■ **Work instructions**
Reproduce every entry below precisely; do not include the pictures.

Items listed in a dataset:
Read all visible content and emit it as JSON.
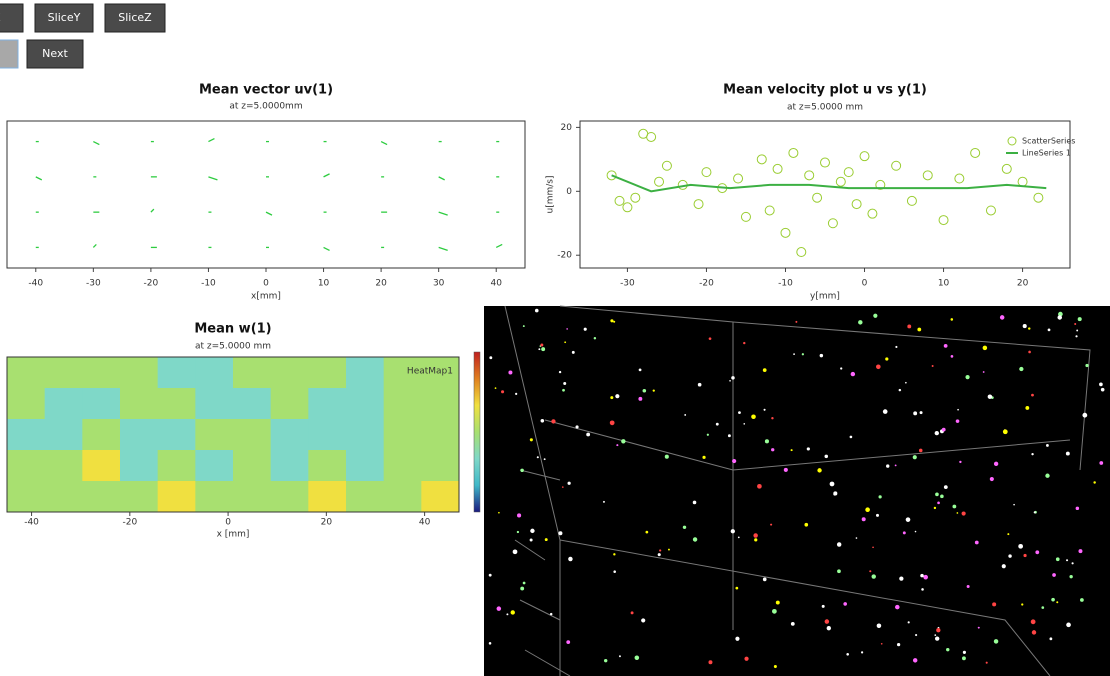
{
  "controls": {
    "rows": [
      [
        "eX",
        "SliceY",
        "SliceZ"
      ],
      [
        "y",
        "Next"
      ]
    ]
  },
  "chart_data": [
    {
      "type": "quiver",
      "title": "Mean vector uv(1)",
      "subtitle": "at z=5.0000mm",
      "x_label": "x[mm]",
      "color": "#2ecc40",
      "xlim": [
        -45,
        45
      ],
      "ylim": [
        -25,
        25
      ],
      "xticks": [
        -40,
        -30,
        -20,
        -10,
        0,
        10,
        20,
        30,
        40
      ],
      "x": [
        -40,
        -30,
        -20,
        -10,
        0,
        10,
        20,
        30,
        40,
        -40,
        -30,
        -20,
        -10,
        0,
        10,
        20,
        30,
        40,
        -40,
        -30,
        -20,
        -10,
        0,
        10,
        20,
        30,
        40,
        -40,
        -30,
        -20,
        -10,
        0,
        10,
        20,
        30,
        40
      ],
      "y": [
        18,
        18,
        18,
        18,
        18,
        18,
        18,
        18,
        18,
        6,
        6,
        6,
        6,
        6,
        6,
        6,
        6,
        6,
        -6,
        -6,
        -6,
        -6,
        -6,
        -6,
        -6,
        -6,
        -6,
        -18,
        -18,
        -18,
        -18,
        -18,
        -18,
        -18,
        -18,
        -18
      ],
      "u": [
        1,
        2,
        1,
        2,
        1,
        1,
        2,
        1,
        1,
        2,
        1,
        2,
        3,
        1,
        2,
        1,
        2,
        1,
        1,
        2,
        1,
        1,
        2,
        1,
        2,
        3,
        1,
        1,
        1,
        2,
        1,
        1,
        2,
        1,
        3,
        2
      ],
      "v": [
        0,
        -1,
        0,
        1,
        0,
        0,
        -1,
        0,
        0,
        -1,
        0,
        0,
        -1,
        0,
        1,
        0,
        -1,
        0,
        0,
        0,
        1,
        0,
        -1,
        0,
        0,
        -1,
        0,
        0,
        1,
        0,
        0,
        0,
        -1,
        0,
        -1,
        1
      ]
    },
    {
      "type": "scatter",
      "title": "Mean velocity plot u vs y(1)",
      "subtitle": "at z=5.0000 mm",
      "x_label": "y[mm]",
      "y_label": "u[mm/s]",
      "xlim": [
        -36,
        26
      ],
      "ylim": [
        -24,
        22
      ],
      "xticks": [
        -30,
        -20,
        -10,
        0,
        10,
        20
      ],
      "yticks": [
        -20,
        0,
        20
      ],
      "legend": "top-right",
      "series": [
        {
          "name": "ScatterSeries",
          "kind": "markers",
          "color": "#9acd32",
          "x": [
            -32,
            -31,
            -30,
            -29,
            -28,
            -27,
            -26,
            -25,
            -23,
            -21,
            -20,
            -18,
            -16,
            -15,
            -13,
            -12,
            -11,
            -10,
            -9,
            -8,
            -7,
            -6,
            -5,
            -4,
            -3,
            -2,
            -1,
            0,
            1,
            2,
            4,
            6,
            8,
            10,
            12,
            14,
            16,
            18,
            20,
            22
          ],
          "values": [
            5,
            -3,
            -5,
            -2,
            18,
            17,
            3,
            8,
            2,
            -4,
            6,
            1,
            4,
            -8,
            10,
            -6,
            7,
            -13,
            12,
            -19,
            5,
            -2,
            9,
            -10,
            3,
            6,
            -4,
            11,
            -7,
            2,
            8,
            -3,
            5,
            -9,
            4,
            12,
            -6,
            7,
            3,
            -2
          ]
        },
        {
          "name": "LineSeries 1",
          "kind": "line",
          "color": "#3cb043",
          "x": [
            -32,
            -27,
            -22,
            -17,
            -12,
            -7,
            -2,
            3,
            8,
            13,
            18,
            23
          ],
          "values": [
            5,
            0,
            2,
            1,
            2,
            2,
            1,
            1,
            1,
            1,
            2,
            1
          ]
        }
      ]
    },
    {
      "type": "heatmap",
      "title": "Mean w(1)",
      "subtitle": "at z=5.0000 mm",
      "x_label": "x [mm]",
      "legend_label": "HeatMap1",
      "xlim": [
        -45,
        47
      ],
      "xticks": [
        -40,
        -20,
        0,
        20,
        40
      ],
      "zlim": [
        -3,
        3
      ],
      "colormap": [
        "#1a1a80",
        "#3fb8c8",
        "#7fd8c8",
        "#a8e070",
        "#f0e040",
        "#e08020",
        "#c02020"
      ],
      "values": [
        [
          0,
          0,
          0,
          0,
          -1,
          -1,
          0,
          0,
          0,
          -1,
          0,
          0
        ],
        [
          0,
          -1,
          -1,
          0,
          0,
          -1,
          -1,
          0,
          -1,
          -1,
          0,
          0
        ],
        [
          -1,
          -1,
          0,
          -1,
          -1,
          0,
          0,
          -1,
          -1,
          -1,
          0,
          0
        ],
        [
          0,
          0,
          1,
          -1,
          0,
          -1,
          0,
          -1,
          0,
          -1,
          0,
          0
        ],
        [
          0,
          0,
          0,
          0,
          1,
          0,
          0,
          0,
          1,
          0,
          0,
          1
        ]
      ]
    }
  ]
}
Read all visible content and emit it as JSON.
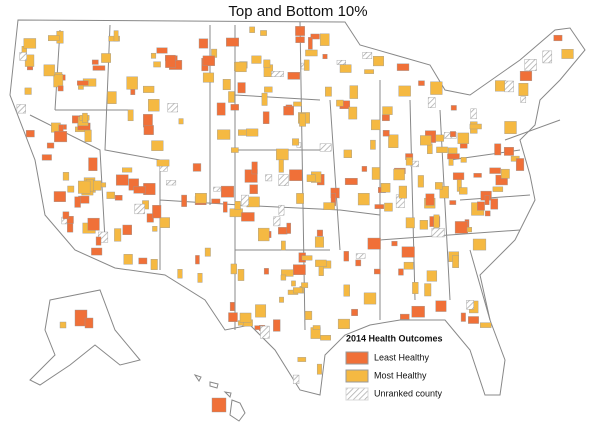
{
  "title": "Top and Bottom 10%",
  "legend": {
    "title": "2014 Health Outcomes",
    "items": [
      {
        "label": "Least Healthy",
        "color": "#f07038"
      },
      {
        "label": "Most Healthy",
        "color": "#f5b942"
      },
      {
        "label": "Unranked county",
        "color": "#d8d8d8"
      }
    ]
  }
}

■ **Written answer**
Read all visible content and emit it as JSON.
{
  "controls": {
    "rows": [
      [
        "eX",
        "SliceY",
        "SliceZ"
      ],
      [
        "y",
        "Next"
      ]
    ]
  },
  "chart_data": [
    {
      "type": "quiver",
      "title": "Mean vector uv(1)",
      "subtitle": "at z=5.0000mm",
      "x_label": "x[mm]",
      "color": "#2ecc40",
      "xlim": [
        -45,
        45
      ],
      "ylim": [
        -25,
        25
      ],
      "xticks": [
        -40,
        -30,
        -20,
        -10,
        0,
        10,
        20,
        30,
        40
      ],
      "x": [
        -40,
        -30,
        -20,
        -10,
        0,
        10,
        20,
        30,
        40,
        -40,
        -30,
        -20,
        -10,
        0,
        10,
        20,
        30,
        40,
        -40,
        -30,
        -20,
        -10,
        0,
        10,
        20,
        30,
        40,
        -40,
        -30,
        -20,
        -10,
        0,
        10,
        20,
        30,
        40
      ],
      "y": [
        18,
        18,
        18,
        18,
        18,
        18,
        18,
        18,
        18,
        6,
        6,
        6,
        6,
        6,
        6,
        6,
        6,
        6,
        -6,
        -6,
        -6,
        -6,
        -6,
        -6,
        -6,
        -6,
        -6,
        -18,
        -18,
        -18,
        -18,
        -18,
        -18,
        -18,
        -18,
        -18
      ],
      "u": [
        1,
        2,
        1,
        2,
        1,
        1,
        2,
        1,
        1,
        2,
        1,
        2,
        3,
        1,
        2,
        1,
        2,
        1,
        1,
        2,
        1,
        1,
        2,
        1,
        2,
        3,
        1,
        1,
        1,
        2,
        1,
        1,
        2,
        1,
        3,
        2
      ],
      "v": [
        0,
        -1,
        0,
        1,
        0,
        0,
        -1,
        0,
        0,
        -1,
        0,
        0,
        -1,
        0,
        1,
        0,
        -1,
        0,
        0,
        0,
        1,
        0,
        -1,
        0,
        0,
        -1,
        0,
        0,
        1,
        0,
        0,
        0,
        -1,
        0,
        -1,
        1
      ]
    },
    {
      "type": "scatter",
      "title": "Mean velocity plot u vs y(1)",
      "subtitle": "at z=5.0000 mm",
      "x_label": "y[mm]",
      "y_label": "u[mm/s]",
      "xlim": [
        -36,
        26
      ],
      "ylim": [
        -24,
        22
      ],
      "xticks": [
        -30,
        -20,
        -10,
        0,
        10,
        20
      ],
      "yticks": [
        -20,
        0,
        20
      ],
      "legend": "top-right",
      "series": [
        {
          "name": "ScatterSeries",
          "kind": "markers",
          "color": "#9acd32",
          "x": [
            -32,
            -31,
            -30,
            -29,
            -28,
            -27,
            -26,
            -25,
            -23,
            -21,
            -20,
            -18,
            -16,
            -15,
            -13,
            -12,
            -11,
            -10,
            -9,
            -8,
            -7,
            -6,
            -5,
            -4,
            -3,
            -2,
            -1,
            0,
            1,
            2,
            4,
            6,
            8,
            10,
            12,
            14,
            16,
            18,
            20,
            22
          ],
          "values": [
            5,
            -3,
            -5,
            -2,
            18,
            17,
            3,
            8,
            2,
            -4,
            6,
            1,
            4,
            -8,
            10,
            -6,
            7,
            -13,
            12,
            -19,
            5,
            -2,
            9,
            -10,
            3,
            6,
            -4,
            11,
            -7,
            2,
            8,
            -3,
            5,
            -9,
            4,
            12,
            -6,
            7,
            3,
            -2
          ]
        },
        {
          "name": "LineSeries 1",
          "kind": "line",
          "color": "#3cb043",
          "x": [
            -32,
            -27,
            -22,
            -17,
            -12,
            -7,
            -2,
            3,
            8,
            13,
            18,
            23
          ],
          "values": [
            5,
            0,
            2,
            1,
            2,
            2,
            1,
            1,
            1,
            1,
            2,
            1
          ]
        }
      ]
    },
    {
      "type": "heatmap",
      "title": "Mean w(1)",
      "subtitle": "at z=5.0000 mm",
      "x_label": "x [mm]",
      "legend_label": "HeatMap1",
      "xlim": [
        -45,
        47
      ],
      "xticks": [
        -40,
        -20,
        0,
        20,
        40
      ],
      "zlim": [
        -3,
        3
      ],
      "colormap": [
        "#1a1a80",
        "#3fb8c8",
        "#7fd8c8",
        "#a8e070",
        "#f0e040",
        "#e08020",
        "#c02020"
      ],
      "values": [
        [
          0,
          0,
          0,
          0,
          -1,
          -1,
          0,
          0,
          0,
          -1,
          0,
          0
        ],
        [
          0,
          -1,
          -1,
          0,
          0,
          -1,
          -1,
          0,
          -1,
          -1,
          0,
          0
        ],
        [
          -1,
          -1,
          0,
          -1,
          -1,
          0,
          0,
          -1,
          -1,
          -1,
          0,
          0
        ],
        [
          0,
          0,
          1,
          -1,
          0,
          -1,
          0,
          -1,
          0,
          -1,
          0,
          0
        ],
        [
          0,
          0,
          0,
          0,
          1,
          0,
          0,
          0,
          1,
          0,
          0,
          1
        ]
      ]
    }
  ]
}
Read all visible content and emit it as JSON.
{
  "title": "Top and Bottom 10%",
  "legend": {
    "title": "2014 Health Outcomes",
    "items": [
      {
        "label": "Least Healthy",
        "color": "#f07038"
      },
      {
        "label": "Most Healthy",
        "color": "#f5b942"
      },
      {
        "label": "Unranked county",
        "color": "#d8d8d8"
      }
    ]
  }
}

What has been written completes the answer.